start RECORD LIST

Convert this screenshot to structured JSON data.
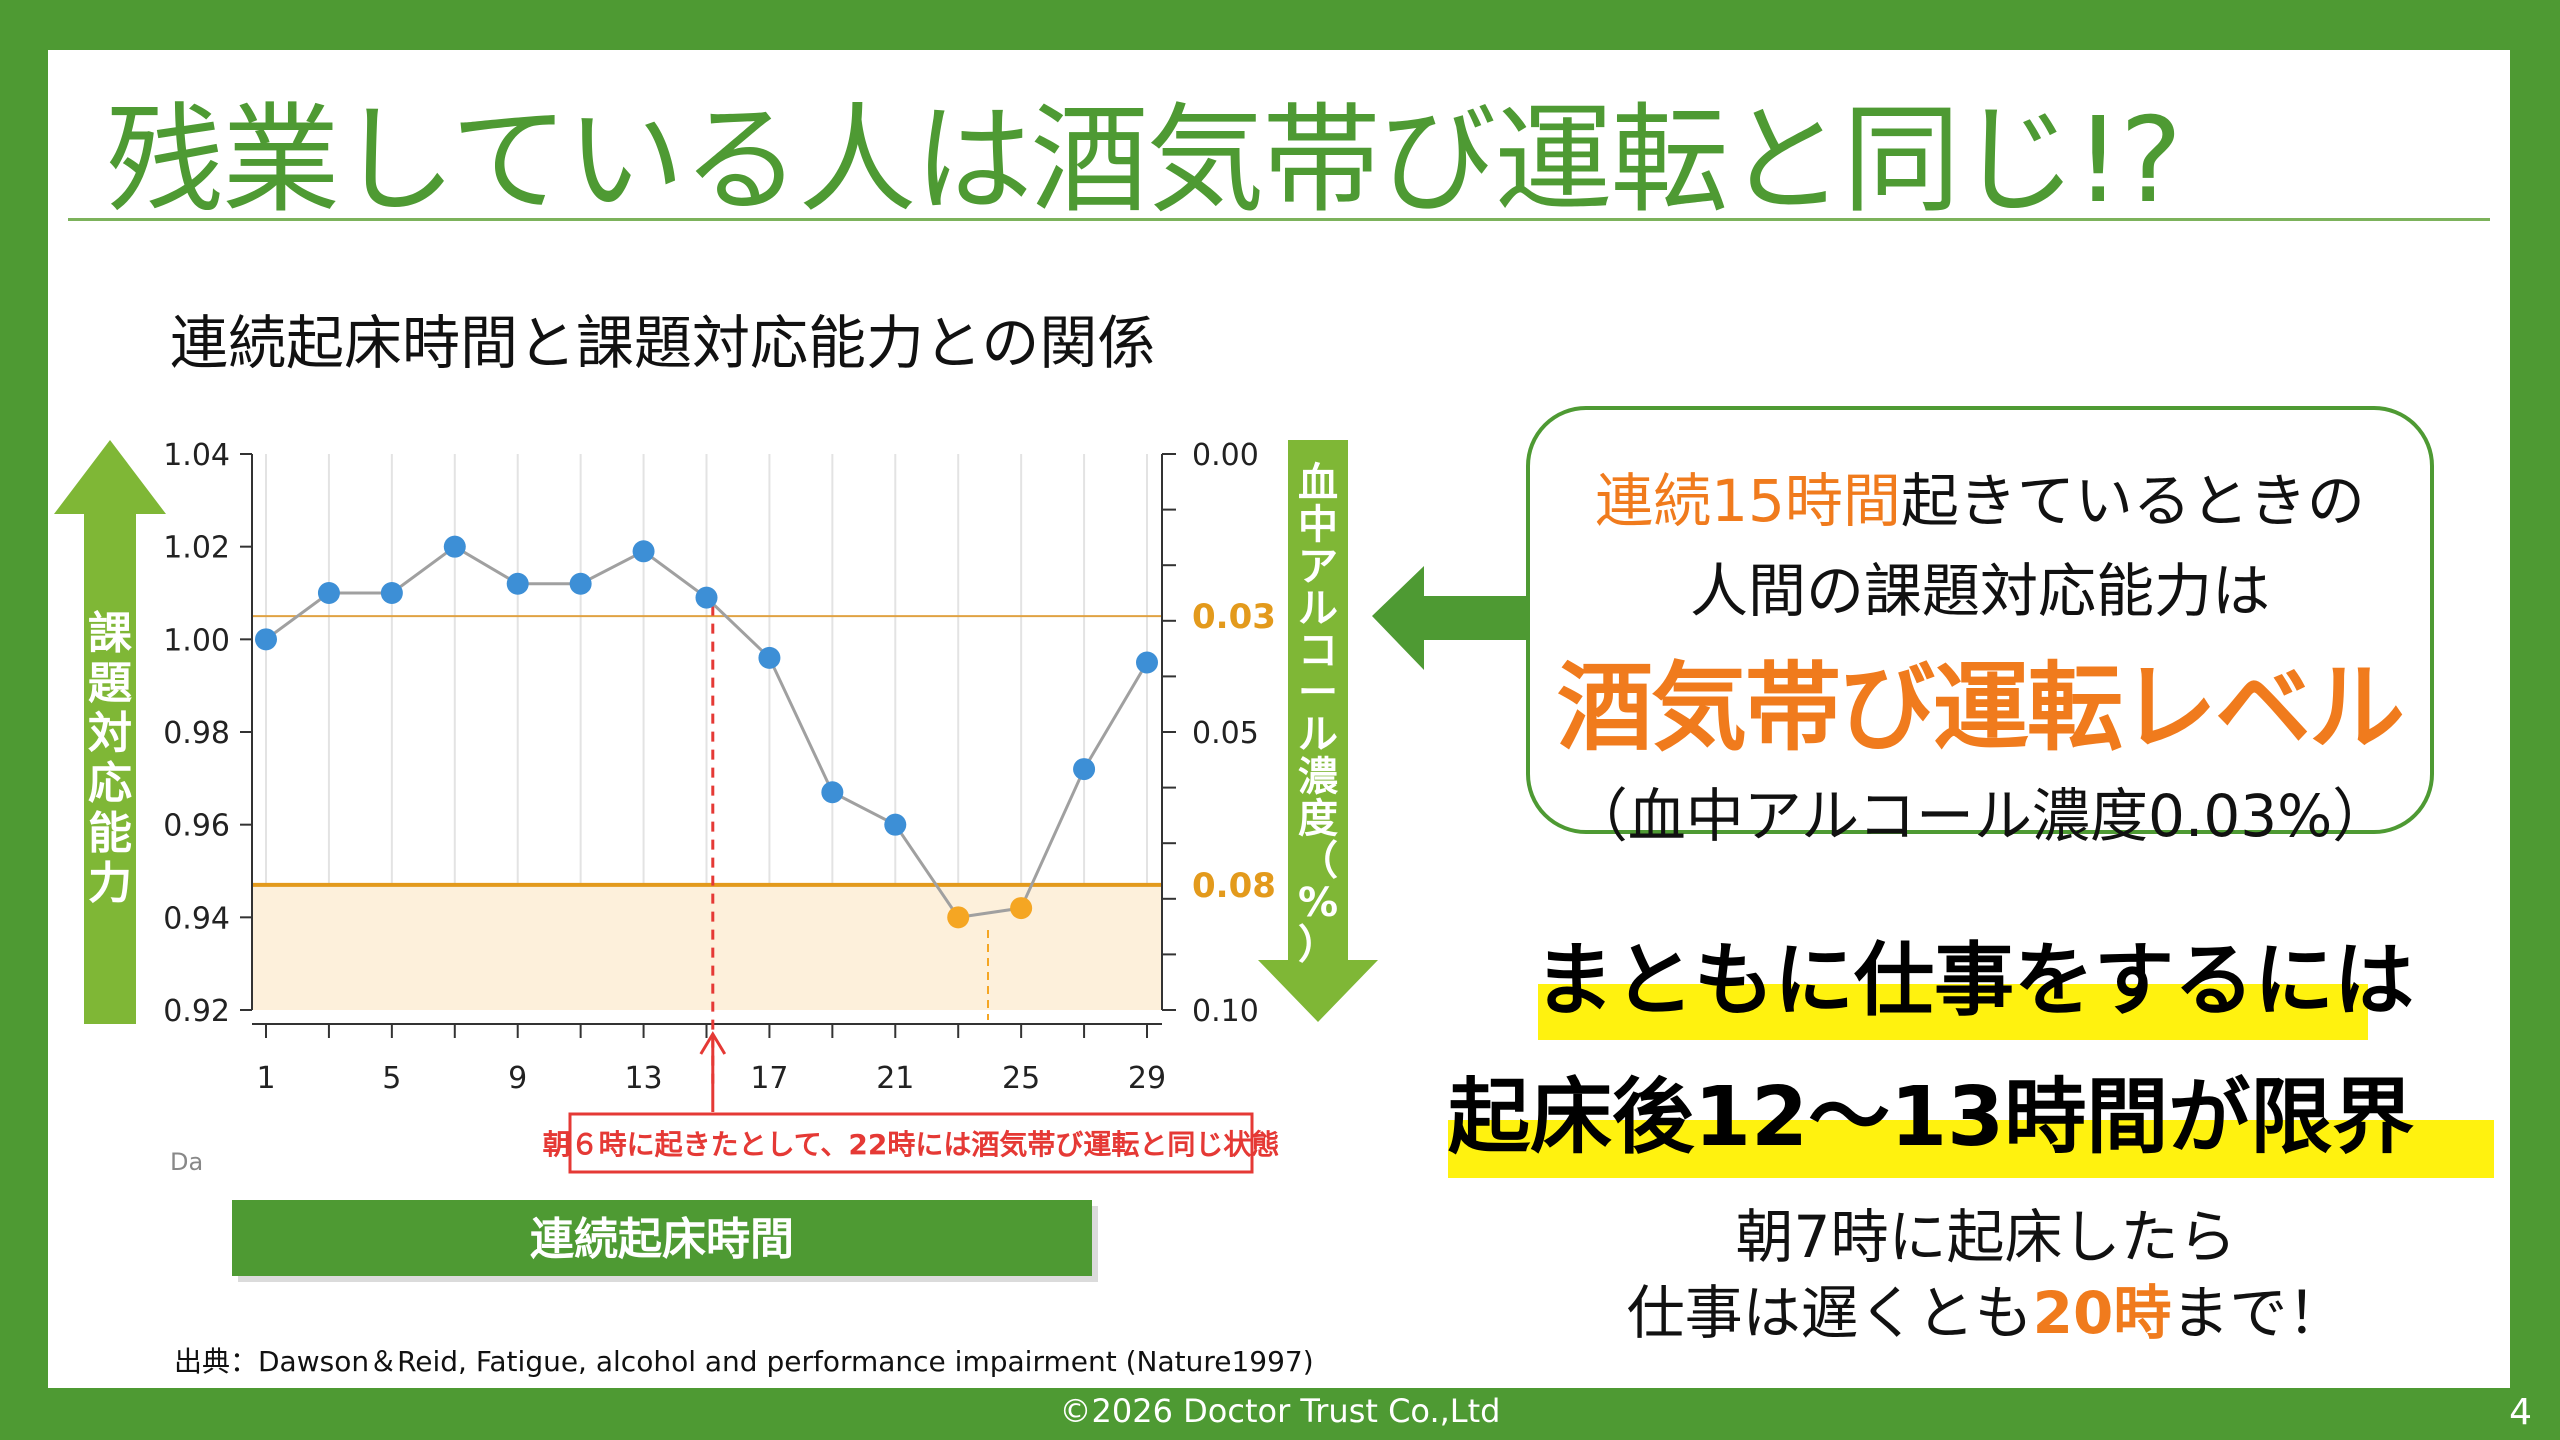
{
  "slide": {
    "title": "残業している人は酒気帯び運転と同じ!?",
    "footer": "©2026  Doctor Trust Co.,Ltd",
    "page_number": "4",
    "source": "出典：Dawson＆Reid, Fatigue, alcohol and performance impairment (Nature1997)"
  },
  "chart_data": {
    "type": "line",
    "title": "連続起床時間と課題対応能力との関係",
    "ylabel": "課題対応能力",
    "y2label": "血中アルコール濃度（%）",
    "xlabel": "連続起床時間",
    "axis_stub": "Da",
    "x_ticks": [
      "1",
      "5",
      "9",
      "13",
      "17",
      "21",
      "25",
      "29"
    ],
    "x_range": [
      1,
      29
    ],
    "ylim": [
      0.92,
      1.04
    ],
    "y_ticks": [
      "0.92",
      "0.94",
      "0.96",
      "0.98",
      "1.00",
      "1.02",
      "1.04"
    ],
    "y2_ticks": [
      "0.00",
      "0.03",
      "0.05",
      "0.08",
      "0.10"
    ],
    "y2_highlight": [
      "0.03",
      "0.08"
    ],
    "series": [
      {
        "x": [
          1,
          3,
          5,
          7,
          9,
          11,
          13,
          15,
          17,
          19,
          21,
          23,
          25,
          27,
          29
        ],
        "y": [
          1.0,
          1.01,
          1.01,
          1.02,
          1.012,
          1.012,
          1.019,
          1.009,
          0.996,
          0.967,
          0.96,
          0.94,
          0.942,
          0.972,
          0.995
        ]
      }
    ],
    "highlight_points": [
      11,
      12
    ],
    "reference_lines": [
      {
        "y": 1.005,
        "label": "0.03",
        "color": "#e0a243"
      },
      {
        "y": 0.947,
        "label": "0.08",
        "color": "#e39a1c"
      }
    ],
    "marker_x": 15.2,
    "annotation": "朝６時に起きたとして、22時には酒気帯び運転と同じ状態",
    "colors": {
      "point": "#3d8fd6",
      "highlight": "#f5a623",
      "line": "#a0a0a0",
      "arrow": "#7fb736",
      "annotation": "#e53935"
    }
  },
  "callout": {
    "line1_highlight": "連続15時間",
    "line1_rest": "起きているときの",
    "line2": "人間の課題対応能力は",
    "line3": "酒気帯び運転レベル",
    "line4": "（血中アルコール濃度0.03%）"
  },
  "conclusion": {
    "line1": "まともに仕事をするには",
    "line2": "起床後12～13時間が限界"
  },
  "advice": {
    "line1": "朝7時に起床したら",
    "line2_pre": "仕事は遅くとも",
    "line2_highlight": "20時",
    "line2_post": "まで！"
  }
}
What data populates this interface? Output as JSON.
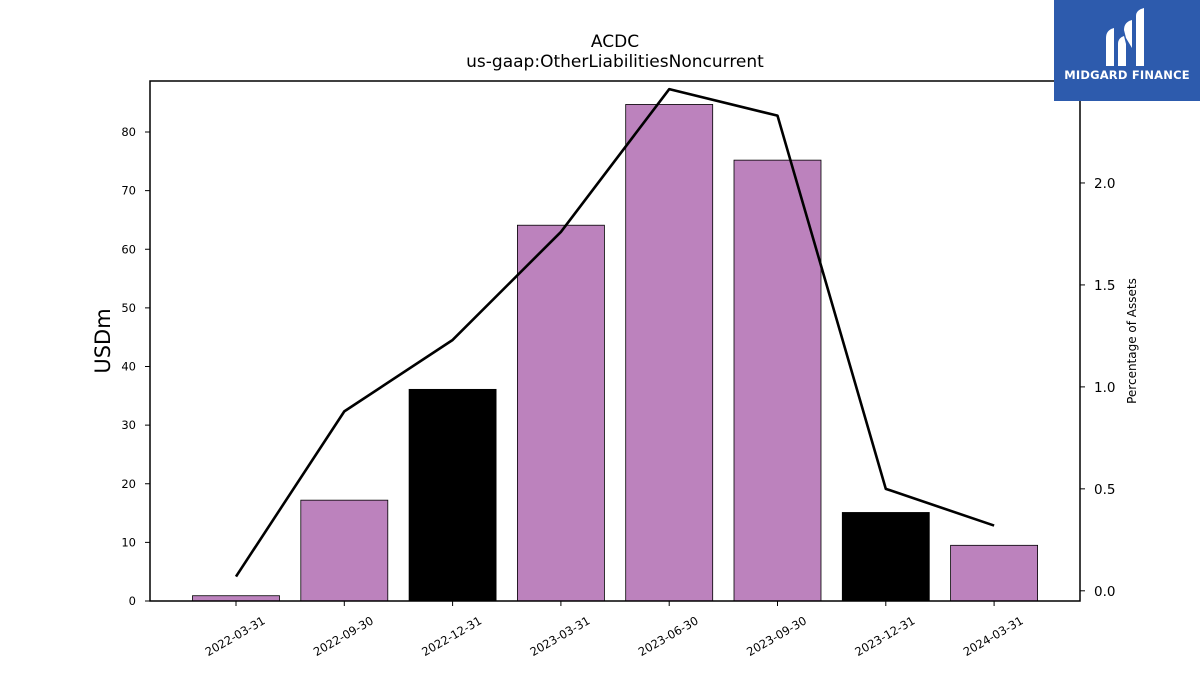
{
  "chart_data": {
    "type": "bar",
    "title": "ACDC",
    "subtitle": "us-gaap:OtherLiabilitiesNoncurrent",
    "ylabel": "USDm",
    "y2label": "Percentage of Assets",
    "categories": [
      "2022-03-31",
      "2022-09-30",
      "2022-12-31",
      "2023-03-31",
      "2023-06-30",
      "2023-09-30",
      "2023-12-31",
      "2024-03-31"
    ],
    "series": [
      {
        "type": "bar",
        "values": [
          0.9,
          17.2,
          36.1,
          64.1,
          84.7,
          75.2,
          15.1,
          9.5
        ],
        "colors": [
          "#bc82bd",
          "#bc82bd",
          "#000000",
          "#bc82bd",
          "#bc82bd",
          "#bc82bd",
          "#000000",
          "#bc82bd"
        ],
        "axis": "left"
      },
      {
        "type": "line",
        "values": [
          0.07,
          0.88,
          1.23,
          1.76,
          2.46,
          2.33,
          0.5,
          0.32
        ],
        "color": "#000000",
        "axis": "right"
      }
    ],
    "ylim": [
      0,
      88.7
    ],
    "yticks": [
      0,
      10,
      20,
      30,
      40,
      50,
      60,
      70,
      80
    ],
    "y2lim": [
      -0.05,
      2.5
    ],
    "y2ticks": [
      "0.0",
      "0.5",
      "1.0",
      "1.5",
      "2.0"
    ],
    "grid": false,
    "legend": "none"
  },
  "logo": {
    "text": "MIDGARD FINANCE",
    "background": "#2d5bad"
  }
}
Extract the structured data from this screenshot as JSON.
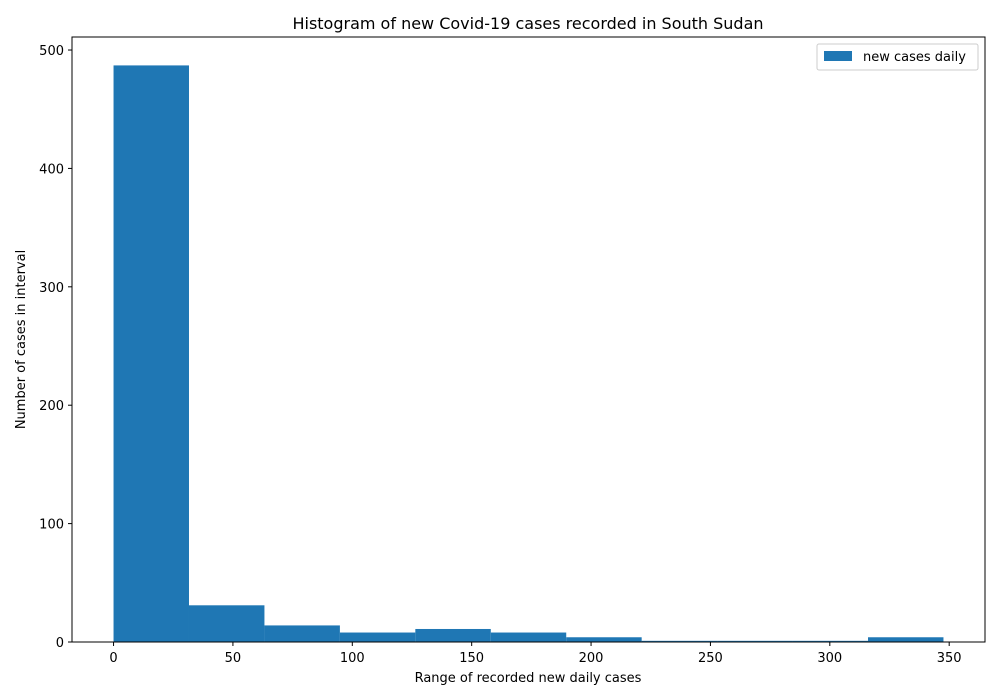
{
  "chart_data": {
    "type": "bar",
    "title": "Histogram of new Covid-19 cases recorded in South Sudan",
    "xlabel": "Range of recorded new daily cases",
    "ylabel": "Number of cases in interval",
    "bin_edges": [
      0,
      31.6,
      63.2,
      94.8,
      126.4,
      158.0,
      189.6,
      221.2,
      252.8,
      284.4,
      316.0,
      347.6
    ],
    "values": [
      487,
      31,
      14,
      8,
      11,
      8,
      4,
      1,
      1,
      1,
      4
    ],
    "xlim": [
      -17.4,
      365.0
    ],
    "ylim": [
      0,
      511
    ],
    "xticks": [
      0,
      50,
      100,
      150,
      200,
      250,
      300,
      350
    ],
    "yticks": [
      0,
      100,
      200,
      300,
      400,
      500
    ],
    "grid": false,
    "legend": {
      "placement": "top-right",
      "entries": [
        {
          "label": "new cases daily",
          "color": "#1f77b4"
        }
      ]
    },
    "bar_color": "#1f77b4"
  }
}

end RECORD LIST

■ EXERCISE REQUIREMENTS ■
Retype the whole listing exactly and leave the pictures out.

■ TASK RESPONSE ■
Convert this screenshot to structured JSON data.
{
  "slide": {
    "title": "残業している人は酒気帯び運転と同じ!?",
    "footer": "©2026  Doctor Trust Co.,Ltd",
    "page_number": "4",
    "source": "出典：Dawson＆Reid, Fatigue, alcohol and performance impairment (Nature1997)"
  },
  "chart_data": {
    "type": "line",
    "title": "連続起床時間と課題対応能力との関係",
    "ylabel": "課題対応能力",
    "y2label": "血中アルコール濃度（%）",
    "xlabel": "連続起床時間",
    "axis_stub": "Da",
    "x_ticks": [
      "1",
      "5",
      "9",
      "13",
      "17",
      "21",
      "25",
      "29"
    ],
    "x_range": [
      1,
      29
    ],
    "ylim": [
      0.92,
      1.04
    ],
    "y_ticks": [
      "0.92",
      "0.94",
      "0.96",
      "0.98",
      "1.00",
      "1.02",
      "1.04"
    ],
    "y2_ticks": [
      "0.00",
      "0.03",
      "0.05",
      "0.08",
      "0.10"
    ],
    "y2_highlight": [
      "0.03",
      "0.08"
    ],
    "series": [
      {
        "x": [
          1,
          3,
          5,
          7,
          9,
          11,
          13,
          15,
          17,
          19,
          21,
          23,
          25,
          27,
          29
        ],
        "y": [
          1.0,
          1.01,
          1.01,
          1.02,
          1.012,
          1.012,
          1.019,
          1.009,
          0.996,
          0.967,
          0.96,
          0.94,
          0.942,
          0.972,
          0.995
        ]
      }
    ],
    "highlight_points": [
      11,
      12
    ],
    "reference_lines": [
      {
        "y": 1.005,
        "label": "0.03",
        "color": "#e0a243"
      },
      {
        "y": 0.947,
        "label": "0.08",
        "color": "#e39a1c"
      }
    ],
    "marker_x": 15.2,
    "annotation": "朝６時に起きたとして、22時には酒気帯び運転と同じ状態",
    "colors": {
      "point": "#3d8fd6",
      "highlight": "#f5a623",
      "line": "#a0a0a0",
      "arrow": "#7fb736",
      "annotation": "#e53935"
    }
  },
  "callout": {
    "line1_highlight": "連続15時間",
    "line1_rest": "起きているときの",
    "line2": "人間の課題対応能力は",
    "line3": "酒気帯び運転レベル",
    "line4": "（血中アルコール濃度0.03%）"
  },
  "conclusion": {
    "line1": "まともに仕事をするには",
    "line2": "起床後12～13時間が限界"
  },
  "advice": {
    "line1": "朝7時に起床したら",
    "line2_pre": "仕事は遅くとも",
    "line2_highlight": "20時",
    "line2_post": "まで！"
  }
}
What data populates this interface? Output as JSON.
{
  "chart_data": {
    "type": "bar",
    "title": "ACDC",
    "subtitle": "us-gaap:OtherLiabilitiesNoncurrent",
    "ylabel": "USDm",
    "y2label": "Percentage of Assets",
    "categories": [
      "2022-03-31",
      "2022-09-30",
      "2022-12-31",
      "2023-03-31",
      "2023-06-30",
      "2023-09-30",
      "2023-12-31",
      "2024-03-31"
    ],
    "series": [
      {
        "type": "bar",
        "values": [
          0.9,
          17.2,
          36.1,
          64.1,
          84.7,
          75.2,
          15.1,
          9.5
        ],
        "colors": [
          "#bc82bd",
          "#bc82bd",
          "#000000",
          "#bc82bd",
          "#bc82bd",
          "#bc82bd",
          "#000000",
          "#bc82bd"
        ],
        "axis": "left"
      },
      {
        "type": "line",
        "values": [
          0.07,
          0.88,
          1.23,
          1.76,
          2.46,
          2.33,
          0.5,
          0.32
        ],
        "color": "#000000",
        "axis": "right"
      }
    ],
    "ylim": [
      0,
      88.7
    ],
    "yticks": [
      0,
      10,
      20,
      30,
      40,
      50,
      60,
      70,
      80
    ],
    "y2lim": [
      -0.05,
      2.5
    ],
    "y2ticks": [
      "0.0",
      "0.5",
      "1.0",
      "1.5",
      "2.0"
    ],
    "grid": false,
    "legend": "none"
  },
  "logo": {
    "text": "MIDGARD FINANCE",
    "background": "#2d5bad"
  }
}
Extract the structured data from this screenshot as JSON.
{
  "chart_data": {
    "type": "bar",
    "title": "Histogram of new Covid-19 cases recorded in South Sudan",
    "xlabel": "Range of recorded new daily cases",
    "ylabel": "Number of cases in interval",
    "bin_edges": [
      0,
      31.6,
      63.2,
      94.8,
      126.4,
      158.0,
      189.6,
      221.2,
      252.8,
      284.4,
      316.0,
      347.6
    ],
    "values": [
      487,
      31,
      14,
      8,
      11,
      8,
      4,
      1,
      1,
      1,
      4
    ],
    "xlim": [
      -17.4,
      365.0
    ],
    "ylim": [
      0,
      511
    ],
    "xticks": [
      0,
      50,
      100,
      150,
      200,
      250,
      300,
      350
    ],
    "yticks": [
      0,
      100,
      200,
      300,
      400,
      500
    ],
    "grid": false,
    "legend": {
      "placement": "top-right",
      "entries": [
        {
          "label": "new cases daily",
          "color": "#1f77b4"
        }
      ]
    },
    "bar_color": "#1f77b4"
  }
}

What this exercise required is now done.